**Dataset entries:**
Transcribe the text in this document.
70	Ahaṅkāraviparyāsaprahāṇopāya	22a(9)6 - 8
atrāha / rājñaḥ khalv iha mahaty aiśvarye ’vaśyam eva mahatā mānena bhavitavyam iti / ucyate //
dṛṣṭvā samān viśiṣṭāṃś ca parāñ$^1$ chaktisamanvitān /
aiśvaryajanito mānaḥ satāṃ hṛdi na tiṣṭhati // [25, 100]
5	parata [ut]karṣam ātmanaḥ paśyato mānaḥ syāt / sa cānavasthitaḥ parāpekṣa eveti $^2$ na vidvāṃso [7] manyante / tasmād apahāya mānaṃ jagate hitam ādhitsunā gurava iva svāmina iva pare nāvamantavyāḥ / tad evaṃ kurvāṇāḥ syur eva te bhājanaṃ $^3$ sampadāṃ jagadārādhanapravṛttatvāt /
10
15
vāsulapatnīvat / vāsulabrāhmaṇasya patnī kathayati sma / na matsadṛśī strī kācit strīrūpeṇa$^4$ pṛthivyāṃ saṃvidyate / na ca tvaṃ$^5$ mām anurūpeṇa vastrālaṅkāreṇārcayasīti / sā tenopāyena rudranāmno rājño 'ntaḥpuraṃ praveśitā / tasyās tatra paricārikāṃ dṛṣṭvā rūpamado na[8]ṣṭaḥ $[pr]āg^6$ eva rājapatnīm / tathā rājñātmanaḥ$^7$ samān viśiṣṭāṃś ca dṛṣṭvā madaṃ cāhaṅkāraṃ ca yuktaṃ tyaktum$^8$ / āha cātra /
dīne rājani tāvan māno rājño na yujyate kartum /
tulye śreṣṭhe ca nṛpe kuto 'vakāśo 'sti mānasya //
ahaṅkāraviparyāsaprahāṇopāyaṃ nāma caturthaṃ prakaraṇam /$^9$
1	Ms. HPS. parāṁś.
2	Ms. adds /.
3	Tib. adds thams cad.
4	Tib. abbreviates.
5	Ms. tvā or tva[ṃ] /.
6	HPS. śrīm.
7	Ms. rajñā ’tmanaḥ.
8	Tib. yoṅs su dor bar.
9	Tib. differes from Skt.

**Objective:**
Copy all of the data exactly.

**Response to this task:**
Transcribe the text in this document.
70	Ahaṅkāraviparyāsaprahāṇopāya	22a(9)6 - 8
atrāha / rājñaḥ khalv iha mahaty aiśvarye ’vaśyam eva mahatā mānena bhavitavyam iti / ucyate //
dṛṣṭvā samān viśiṣṭāṃś ca parāñ$^1$ chaktisamanvitān /
aiśvaryajanito mānaḥ satāṃ hṛdi na tiṣṭhati // [25, 100]
5	parata [ut]karṣam ātmanaḥ paśyato mānaḥ syāt / sa cānavasthitaḥ parāpekṣa eveti $^2$ na vidvāṃso [7] manyante / tasmād apahāya mānaṃ jagate hitam ādhitsunā gurava iva svāmina iva pare nāvamantavyāḥ / tad evaṃ kurvāṇāḥ syur eva te bhājanaṃ $^3$ sampadāṃ jagadārādhanapravṛttatvāt /
10
15
vāsulapatnīvat / vāsulabrāhmaṇasya patnī kathayati sma / na matsadṛśī strī kācit strīrūpeṇa$^4$ pṛthivyāṃ saṃvidyate / na ca tvaṃ$^5$ mām anurūpeṇa vastrālaṅkāreṇārcayasīti / sā tenopāyena rudranāmno rājño 'ntaḥpuraṃ praveśitā / tasyās tatra paricārikāṃ dṛṣṭvā rūpamado na[8]ṣṭaḥ $[pr]āg^6$ eva rājapatnīm / tathā rājñātmanaḥ$^7$ samān viśiṣṭāṃś ca dṛṣṭvā madaṃ cāhaṅkāraṃ ca yuktaṃ tyaktum$^8$ / āha cātra /
dīne rājani tāvan māno rājño na yujyate kartum /
tulye śreṣṭhe ca nṛpe kuto 'vakāśo 'sti mānasya //
ahaṅkāraviparyāsaprahāṇopāyaṃ nāma caturthaṃ prakaraṇam /$^9$
1	Ms. HPS. parāṁś.
2	Ms. adds /.
3	Tib. adds thams cad.
4	Tib. abbreviates.
5	Ms. tvā or tva[ṃ] /.
6	HPS. śrīm.
7	Ms. rajñā ’tmanaḥ.
8	Tib. yoṅs su dor bar.
9	Tib. differes from Skt.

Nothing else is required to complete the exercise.